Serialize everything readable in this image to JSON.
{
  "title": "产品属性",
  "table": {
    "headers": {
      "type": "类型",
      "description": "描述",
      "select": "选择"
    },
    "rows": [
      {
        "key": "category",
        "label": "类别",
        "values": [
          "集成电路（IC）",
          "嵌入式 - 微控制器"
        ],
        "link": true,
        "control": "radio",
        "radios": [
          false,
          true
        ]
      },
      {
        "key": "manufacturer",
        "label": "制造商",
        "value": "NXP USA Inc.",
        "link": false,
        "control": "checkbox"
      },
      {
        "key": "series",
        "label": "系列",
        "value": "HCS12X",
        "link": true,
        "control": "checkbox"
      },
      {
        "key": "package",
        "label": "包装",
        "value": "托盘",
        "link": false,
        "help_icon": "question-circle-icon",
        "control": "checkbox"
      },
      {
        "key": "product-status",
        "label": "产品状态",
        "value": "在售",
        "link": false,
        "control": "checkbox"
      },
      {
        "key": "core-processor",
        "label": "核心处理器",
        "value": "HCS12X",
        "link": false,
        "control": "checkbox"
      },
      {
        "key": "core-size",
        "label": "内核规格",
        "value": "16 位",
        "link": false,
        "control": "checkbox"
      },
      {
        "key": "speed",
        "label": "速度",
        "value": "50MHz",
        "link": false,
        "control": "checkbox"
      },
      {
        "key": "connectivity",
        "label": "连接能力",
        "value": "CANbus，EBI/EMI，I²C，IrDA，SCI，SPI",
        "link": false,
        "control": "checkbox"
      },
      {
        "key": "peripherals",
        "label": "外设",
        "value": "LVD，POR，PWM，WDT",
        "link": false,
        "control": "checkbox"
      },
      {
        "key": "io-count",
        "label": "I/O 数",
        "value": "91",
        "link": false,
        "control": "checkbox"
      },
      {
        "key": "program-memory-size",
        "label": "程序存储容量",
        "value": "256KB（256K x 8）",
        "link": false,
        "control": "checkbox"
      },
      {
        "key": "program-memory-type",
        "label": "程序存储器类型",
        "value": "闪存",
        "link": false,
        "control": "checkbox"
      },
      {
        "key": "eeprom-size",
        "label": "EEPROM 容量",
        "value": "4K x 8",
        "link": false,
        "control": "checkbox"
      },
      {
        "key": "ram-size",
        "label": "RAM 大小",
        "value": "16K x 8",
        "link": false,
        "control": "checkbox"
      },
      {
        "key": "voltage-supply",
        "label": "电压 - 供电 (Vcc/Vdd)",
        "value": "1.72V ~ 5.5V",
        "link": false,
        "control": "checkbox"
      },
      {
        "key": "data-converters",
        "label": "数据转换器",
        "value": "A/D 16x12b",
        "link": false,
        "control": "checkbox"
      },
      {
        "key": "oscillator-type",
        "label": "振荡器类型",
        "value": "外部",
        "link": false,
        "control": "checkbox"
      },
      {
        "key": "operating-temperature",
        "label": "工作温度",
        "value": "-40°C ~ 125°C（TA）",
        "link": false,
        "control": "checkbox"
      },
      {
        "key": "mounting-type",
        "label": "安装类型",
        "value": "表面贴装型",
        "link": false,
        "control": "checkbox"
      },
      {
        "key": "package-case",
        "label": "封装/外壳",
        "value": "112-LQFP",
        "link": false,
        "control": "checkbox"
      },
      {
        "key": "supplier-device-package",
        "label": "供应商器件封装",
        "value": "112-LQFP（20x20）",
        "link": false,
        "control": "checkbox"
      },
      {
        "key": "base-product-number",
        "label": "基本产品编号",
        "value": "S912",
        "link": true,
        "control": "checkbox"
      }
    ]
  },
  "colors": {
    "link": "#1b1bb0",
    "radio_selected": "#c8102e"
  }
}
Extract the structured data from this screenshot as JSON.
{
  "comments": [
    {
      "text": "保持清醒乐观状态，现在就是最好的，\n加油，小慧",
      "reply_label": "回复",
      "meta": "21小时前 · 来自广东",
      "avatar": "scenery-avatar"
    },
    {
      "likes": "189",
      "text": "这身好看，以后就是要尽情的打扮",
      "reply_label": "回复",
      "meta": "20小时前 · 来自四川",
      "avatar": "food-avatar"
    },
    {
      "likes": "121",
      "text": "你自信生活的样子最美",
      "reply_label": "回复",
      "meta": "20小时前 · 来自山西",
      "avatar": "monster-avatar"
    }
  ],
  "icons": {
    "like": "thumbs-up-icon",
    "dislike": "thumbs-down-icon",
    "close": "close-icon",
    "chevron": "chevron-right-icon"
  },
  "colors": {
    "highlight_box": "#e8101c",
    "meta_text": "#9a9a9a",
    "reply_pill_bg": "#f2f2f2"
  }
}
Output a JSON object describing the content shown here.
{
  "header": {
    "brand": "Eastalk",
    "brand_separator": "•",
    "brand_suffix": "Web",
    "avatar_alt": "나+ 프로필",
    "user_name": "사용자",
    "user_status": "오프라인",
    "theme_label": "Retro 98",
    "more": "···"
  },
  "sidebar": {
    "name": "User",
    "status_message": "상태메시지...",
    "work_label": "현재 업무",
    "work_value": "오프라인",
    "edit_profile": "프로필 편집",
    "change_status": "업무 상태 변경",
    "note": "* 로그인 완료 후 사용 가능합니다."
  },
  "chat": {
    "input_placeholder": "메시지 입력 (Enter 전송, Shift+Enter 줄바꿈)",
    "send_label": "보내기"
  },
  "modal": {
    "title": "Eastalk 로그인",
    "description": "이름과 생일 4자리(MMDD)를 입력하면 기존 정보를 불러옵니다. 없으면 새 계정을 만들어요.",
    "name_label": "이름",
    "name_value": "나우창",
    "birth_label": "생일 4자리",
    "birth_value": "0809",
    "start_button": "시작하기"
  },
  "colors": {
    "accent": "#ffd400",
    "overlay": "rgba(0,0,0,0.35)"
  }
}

------

## TO DO
Copy out each line exactly as written.

## WRITTEN ANSWER
Serialize everything readable in this image to JSON.
{
  "title": "产品属性",
  "table": {
    "headers": {
      "type": "类型",
      "description": "描述",
      "select": "选择"
    },
    "rows": [
      {
        "key": "category",
        "label": "类别",
        "values": [
          "集成电路（IC）",
          "嵌入式 - 微控制器"
        ],
        "link": true,
        "control": "radio",
        "radios": [
          false,
          true
        ]
      },
      {
        "key": "manufacturer",
        "label": "制造商",
        "value": "NXP USA Inc.",
        "link": false,
        "control": "checkbox"
      },
      {
        "key": "series",
        "label": "系列",
        "value": "HCS12X",
        "link": true,
        "control": "checkbox"
      },
      {
        "key": "package",
        "label": "包装",
        "value": "托盘",
        "link": false,
        "help_icon": "question-circle-icon",
        "control": "checkbox"
      },
      {
        "key": "product-status",
        "label": "产品状态",
        "value": "在售",
        "link": false,
        "control": "checkbox"
      },
      {
        "key": "core-processor",
        "label": "核心处理器",
        "value": "HCS12X",
        "link": false,
        "control": "checkbox"
      },
      {
        "key": "core-size",
        "label": "内核规格",
        "value": "16 位",
        "link": false,
        "control": "checkbox"
      },
      {
        "key": "speed",
        "label": "速度",
        "value": "50MHz",
        "link": false,
        "control": "checkbox"
      },
      {
        "key": "connectivity",
        "label": "连接能力",
        "value": "CANbus，EBI/EMI，I²C，IrDA，SCI，SPI",
        "link": false,
        "control": "checkbox"
      },
      {
        "key": "peripherals",
        "label": "外设",
        "value": "LVD，POR，PWM，WDT",
        "link": false,
        "control": "checkbox"
      },
      {
        "key": "io-count",
        "label": "I/O 数",
        "value": "91",
        "link": false,
        "control": "checkbox"
      },
      {
        "key": "program-memory-size",
        "label": "程序存储容量",
        "value": "256KB（256K x 8）",
        "link": false,
        "control": "checkbox"
      },
      {
        "key": "program-memory-type",
        "label": "程序存储器类型",
        "value": "闪存",
        "link": false,
        "control": "checkbox"
      },
      {
        "key": "eeprom-size",
        "label": "EEPROM 容量",
        "value": "4K x 8",
        "link": false,
        "control": "checkbox"
      },
      {
        "key": "ram-size",
        "label": "RAM 大小",
        "value": "16K x 8",
        "link": false,
        "control": "checkbox"
      },
      {
        "key": "voltage-supply",
        "label": "电压 - 供电 (Vcc/Vdd)",
        "value": "1.72V ~ 5.5V",
        "link": false,
        "control": "checkbox"
      },
      {
        "key": "data-converters",
        "label": "数据转换器",
        "value": "A/D 16x12b",
        "link": false,
        "control": "checkbox"
      },
      {
        "key": "oscillator-type",
        "label": "振荡器类型",
        "value": "外部",
        "link": false,
        "control": "checkbox"
      },
      {
        "key": "operating-temperature",
        "label": "工作温度",
        "value": "-40°C ~ 125°C（TA）",
        "link": false,
        "control": "checkbox"
      },
      {
        "key": "mounting-type",
        "label": "安装类型",
        "value": "表面贴装型",
        "link": false,
        "control": "checkbox"
      },
      {
        "key": "package-case",
        "label": "封装/外壳",
        "value": "112-LQFP",
        "link": false,
        "control": "checkbox"
      },
      {
        "key": "supplier-device-package",
        "label": "供应商器件封装",
        "value": "112-LQFP（20x20）",
        "link": false,
        "control": "checkbox"
      },
      {
        "key": "base-product-number",
        "label": "基本产品编号",
        "value": "S912",
        "link": true,
        "control": "checkbox"
      }
    ]
  },
  "colors": {
    "link": "#1b1bb0",
    "radio_selected": "#c8102e"
  }
}
Extract the structured data from this screenshot as JSON.
{
  "comments": [
    {
      "text": "保持清醒乐观状态，现在就是最好的，\n加油，小慧",
      "reply_label": "回复",
      "meta": "21小时前 · 来自广东",
      "avatar": "scenery-avatar"
    },
    {
      "likes": "189",
      "text": "这身好看，以后就是要尽情的打扮",
      "reply_label": "回复",
      "meta": "20小时前 · 来自四川",
      "avatar": "food-avatar"
    },
    {
      "likes": "121",
      "text": "你自信生活的样子最美",
      "reply_label": "回复",
      "meta": "20小时前 · 来自山西",
      "avatar": "monster-avatar"
    }
  ],
  "icons": {
    "like": "thumbs-up-icon",
    "dislike": "thumbs-down-icon",
    "close": "close-icon",
    "chevron": "chevron-right-icon"
  },
  "colors": {
    "highlight_box": "#e8101c",
    "meta_text": "#9a9a9a",
    "reply_pill_bg": "#f2f2f2"
  }
}
Output a JSON object describing the content shown here.
{
  "header": {
    "brand": "Eastalk",
    "brand_separator": "•",
    "brand_suffix": "Web",
    "avatar_alt": "나+ 프로필",
    "user_name": "사용자",
    "user_status": "오프라인",
    "theme_label": "Retro 98",
    "more": "···"
  },
  "sidebar": {
    "name": "User",
    "status_message": "상태메시지...",
    "work_label": "현재 업무",
    "work_value": "오프라인",
    "edit_profile": "프로필 편집",
    "change_status": "업무 상태 변경",
    "note": "* 로그인 완료 후 사용 가능합니다."
  },
  "chat": {
    "input_placeholder": "메시지 입력 (Enter 전송, Shift+Enter 줄바꿈)",
    "send_label": "보내기"
  },
  "modal": {
    "title": "Eastalk 로그인",
    "description": "이름과 생일 4자리(MMDD)를 입력하면 기존 정보를 불러옵니다. 없으면 새 계정을 만들어요.",
    "name_label": "이름",
    "name_value": "나우창",
    "birth_label": "생일 4자리",
    "birth_value": "0809",
    "start_button": "시작하기"
  },
  "colors": {
    "accent": "#ffd400",
    "overlay": "rgba(0,0,0,0.35)"
  }
}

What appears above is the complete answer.